* INSTRUCTION *
Wherever the string "资格考试必背" appears in the listing, copy that line.

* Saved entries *
»»

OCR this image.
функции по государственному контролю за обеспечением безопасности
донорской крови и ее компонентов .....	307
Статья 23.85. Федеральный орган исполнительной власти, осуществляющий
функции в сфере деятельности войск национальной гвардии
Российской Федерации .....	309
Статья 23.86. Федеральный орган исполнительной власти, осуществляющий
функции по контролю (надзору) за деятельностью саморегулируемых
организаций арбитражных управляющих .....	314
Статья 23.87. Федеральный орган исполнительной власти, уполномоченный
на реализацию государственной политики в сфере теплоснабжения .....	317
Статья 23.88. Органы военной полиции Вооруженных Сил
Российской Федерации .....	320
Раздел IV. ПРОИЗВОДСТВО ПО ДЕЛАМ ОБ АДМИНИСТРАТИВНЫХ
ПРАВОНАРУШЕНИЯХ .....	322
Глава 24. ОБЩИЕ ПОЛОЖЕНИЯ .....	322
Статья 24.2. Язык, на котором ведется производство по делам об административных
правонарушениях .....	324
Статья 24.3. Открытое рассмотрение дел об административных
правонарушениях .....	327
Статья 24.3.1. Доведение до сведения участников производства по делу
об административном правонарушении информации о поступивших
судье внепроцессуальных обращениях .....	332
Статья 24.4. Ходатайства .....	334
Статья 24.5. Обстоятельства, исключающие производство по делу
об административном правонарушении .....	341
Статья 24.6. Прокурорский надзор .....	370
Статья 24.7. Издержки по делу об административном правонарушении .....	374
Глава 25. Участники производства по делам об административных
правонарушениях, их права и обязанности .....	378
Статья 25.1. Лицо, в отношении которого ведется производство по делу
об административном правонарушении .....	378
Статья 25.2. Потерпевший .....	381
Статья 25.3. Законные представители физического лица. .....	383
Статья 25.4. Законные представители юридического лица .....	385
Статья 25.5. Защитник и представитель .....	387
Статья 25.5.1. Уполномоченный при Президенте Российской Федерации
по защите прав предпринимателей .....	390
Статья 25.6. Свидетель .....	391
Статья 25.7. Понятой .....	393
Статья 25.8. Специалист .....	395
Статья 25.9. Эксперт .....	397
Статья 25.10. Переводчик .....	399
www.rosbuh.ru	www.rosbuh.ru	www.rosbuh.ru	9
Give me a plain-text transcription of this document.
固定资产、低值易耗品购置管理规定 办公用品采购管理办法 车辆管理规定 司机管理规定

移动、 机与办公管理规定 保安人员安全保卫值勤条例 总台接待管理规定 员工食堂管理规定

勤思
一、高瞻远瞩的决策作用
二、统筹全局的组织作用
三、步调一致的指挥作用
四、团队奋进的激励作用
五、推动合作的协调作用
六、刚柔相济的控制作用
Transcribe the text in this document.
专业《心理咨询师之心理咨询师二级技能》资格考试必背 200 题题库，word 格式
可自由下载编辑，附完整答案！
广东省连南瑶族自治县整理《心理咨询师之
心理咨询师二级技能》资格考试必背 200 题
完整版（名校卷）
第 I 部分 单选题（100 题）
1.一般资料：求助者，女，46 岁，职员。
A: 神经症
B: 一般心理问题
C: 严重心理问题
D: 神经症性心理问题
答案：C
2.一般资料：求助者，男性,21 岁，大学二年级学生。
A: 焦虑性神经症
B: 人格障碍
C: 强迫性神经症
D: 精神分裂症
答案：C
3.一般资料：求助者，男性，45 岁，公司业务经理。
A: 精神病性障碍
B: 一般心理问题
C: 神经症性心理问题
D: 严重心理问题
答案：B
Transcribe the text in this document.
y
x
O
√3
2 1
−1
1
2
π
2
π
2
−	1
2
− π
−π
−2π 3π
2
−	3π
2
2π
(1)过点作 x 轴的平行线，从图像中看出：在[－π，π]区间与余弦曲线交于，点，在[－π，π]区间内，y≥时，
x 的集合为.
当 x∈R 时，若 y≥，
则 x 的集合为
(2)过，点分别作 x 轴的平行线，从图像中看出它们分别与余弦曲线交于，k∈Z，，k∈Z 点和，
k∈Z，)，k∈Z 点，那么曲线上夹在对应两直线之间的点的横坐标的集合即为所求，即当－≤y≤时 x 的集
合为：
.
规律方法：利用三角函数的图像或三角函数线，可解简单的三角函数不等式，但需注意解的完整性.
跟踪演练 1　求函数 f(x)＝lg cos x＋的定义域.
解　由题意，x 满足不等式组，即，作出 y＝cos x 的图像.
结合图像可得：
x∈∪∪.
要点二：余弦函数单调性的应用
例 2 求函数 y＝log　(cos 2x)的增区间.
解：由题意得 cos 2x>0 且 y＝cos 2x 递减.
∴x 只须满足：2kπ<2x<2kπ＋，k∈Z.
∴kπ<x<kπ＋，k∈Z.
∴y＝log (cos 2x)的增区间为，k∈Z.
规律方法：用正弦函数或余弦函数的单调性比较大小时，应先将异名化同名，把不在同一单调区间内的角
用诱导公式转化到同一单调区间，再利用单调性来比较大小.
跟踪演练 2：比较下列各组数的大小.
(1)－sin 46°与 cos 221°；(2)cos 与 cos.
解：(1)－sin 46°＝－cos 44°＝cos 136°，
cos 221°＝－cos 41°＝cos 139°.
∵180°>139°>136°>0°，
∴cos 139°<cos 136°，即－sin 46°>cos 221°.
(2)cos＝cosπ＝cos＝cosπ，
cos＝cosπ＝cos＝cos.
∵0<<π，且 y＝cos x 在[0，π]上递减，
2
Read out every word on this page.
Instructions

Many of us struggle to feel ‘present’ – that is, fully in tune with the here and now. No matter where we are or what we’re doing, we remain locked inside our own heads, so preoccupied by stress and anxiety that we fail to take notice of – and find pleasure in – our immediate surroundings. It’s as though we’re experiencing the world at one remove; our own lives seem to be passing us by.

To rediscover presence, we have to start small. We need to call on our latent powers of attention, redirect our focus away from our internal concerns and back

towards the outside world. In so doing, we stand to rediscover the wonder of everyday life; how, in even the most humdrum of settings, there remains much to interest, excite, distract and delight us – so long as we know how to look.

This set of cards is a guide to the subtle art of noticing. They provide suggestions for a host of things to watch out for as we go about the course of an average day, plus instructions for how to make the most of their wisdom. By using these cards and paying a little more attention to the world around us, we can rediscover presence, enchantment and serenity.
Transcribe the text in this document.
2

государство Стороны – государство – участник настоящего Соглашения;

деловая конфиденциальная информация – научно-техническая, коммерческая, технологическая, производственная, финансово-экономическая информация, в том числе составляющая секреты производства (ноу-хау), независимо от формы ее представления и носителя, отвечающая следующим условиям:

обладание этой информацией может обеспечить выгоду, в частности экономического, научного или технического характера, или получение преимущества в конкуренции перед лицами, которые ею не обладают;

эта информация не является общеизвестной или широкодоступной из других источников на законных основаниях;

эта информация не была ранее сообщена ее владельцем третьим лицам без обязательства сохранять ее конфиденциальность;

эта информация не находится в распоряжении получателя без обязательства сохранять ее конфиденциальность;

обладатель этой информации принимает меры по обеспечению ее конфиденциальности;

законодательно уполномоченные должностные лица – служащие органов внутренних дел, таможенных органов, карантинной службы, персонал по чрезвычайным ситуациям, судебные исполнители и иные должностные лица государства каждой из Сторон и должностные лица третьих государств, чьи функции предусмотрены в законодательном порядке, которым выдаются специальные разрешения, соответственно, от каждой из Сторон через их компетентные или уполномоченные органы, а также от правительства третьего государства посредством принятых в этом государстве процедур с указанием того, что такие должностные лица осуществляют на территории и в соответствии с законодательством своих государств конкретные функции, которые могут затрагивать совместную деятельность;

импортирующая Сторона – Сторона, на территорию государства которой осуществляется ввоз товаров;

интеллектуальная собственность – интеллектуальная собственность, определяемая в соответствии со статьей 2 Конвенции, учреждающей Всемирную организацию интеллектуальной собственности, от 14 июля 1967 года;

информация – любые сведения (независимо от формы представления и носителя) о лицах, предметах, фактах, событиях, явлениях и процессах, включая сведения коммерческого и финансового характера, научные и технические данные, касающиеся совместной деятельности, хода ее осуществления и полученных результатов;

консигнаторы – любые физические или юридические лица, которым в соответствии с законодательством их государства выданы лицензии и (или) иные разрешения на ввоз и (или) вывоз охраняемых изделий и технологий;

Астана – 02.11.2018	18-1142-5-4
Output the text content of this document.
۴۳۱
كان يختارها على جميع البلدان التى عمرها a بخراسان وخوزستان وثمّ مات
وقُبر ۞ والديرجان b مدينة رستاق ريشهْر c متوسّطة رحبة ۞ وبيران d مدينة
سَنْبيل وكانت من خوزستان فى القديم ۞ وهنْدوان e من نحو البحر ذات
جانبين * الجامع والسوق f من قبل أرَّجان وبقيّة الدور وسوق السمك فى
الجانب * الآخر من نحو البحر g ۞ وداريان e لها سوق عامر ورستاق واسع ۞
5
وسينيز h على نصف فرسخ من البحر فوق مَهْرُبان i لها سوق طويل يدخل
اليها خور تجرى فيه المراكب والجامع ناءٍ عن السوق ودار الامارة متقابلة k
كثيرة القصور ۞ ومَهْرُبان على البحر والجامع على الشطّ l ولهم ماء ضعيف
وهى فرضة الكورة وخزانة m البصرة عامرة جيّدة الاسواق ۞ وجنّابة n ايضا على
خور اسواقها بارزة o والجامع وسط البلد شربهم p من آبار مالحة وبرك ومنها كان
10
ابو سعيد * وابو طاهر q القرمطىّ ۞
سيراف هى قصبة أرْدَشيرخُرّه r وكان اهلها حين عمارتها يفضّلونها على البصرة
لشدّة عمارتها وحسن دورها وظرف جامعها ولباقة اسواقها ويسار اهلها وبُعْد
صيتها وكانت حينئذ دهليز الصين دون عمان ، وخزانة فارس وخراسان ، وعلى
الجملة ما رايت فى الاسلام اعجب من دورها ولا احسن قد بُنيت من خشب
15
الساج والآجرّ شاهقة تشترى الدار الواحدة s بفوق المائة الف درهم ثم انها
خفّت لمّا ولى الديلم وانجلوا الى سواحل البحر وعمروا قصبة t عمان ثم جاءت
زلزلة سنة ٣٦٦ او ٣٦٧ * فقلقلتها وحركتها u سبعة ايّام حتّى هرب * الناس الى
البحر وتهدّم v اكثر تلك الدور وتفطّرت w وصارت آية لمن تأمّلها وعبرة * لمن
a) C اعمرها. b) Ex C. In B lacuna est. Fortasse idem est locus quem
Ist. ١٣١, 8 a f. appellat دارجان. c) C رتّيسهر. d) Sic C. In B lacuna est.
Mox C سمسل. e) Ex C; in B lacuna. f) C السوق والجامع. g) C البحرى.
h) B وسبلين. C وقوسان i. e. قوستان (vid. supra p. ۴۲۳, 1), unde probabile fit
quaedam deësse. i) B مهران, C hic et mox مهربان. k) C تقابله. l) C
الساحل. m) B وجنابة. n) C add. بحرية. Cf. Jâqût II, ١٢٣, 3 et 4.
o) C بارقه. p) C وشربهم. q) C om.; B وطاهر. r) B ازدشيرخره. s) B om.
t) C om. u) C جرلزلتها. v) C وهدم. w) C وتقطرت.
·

««

* PROBLEM SOLUTION *
专业《心理咨询师之心理咨询师二级技能》资格考试必背 200 题题库，word 格式
心理咨询师二级技能》资格考试必背 200 题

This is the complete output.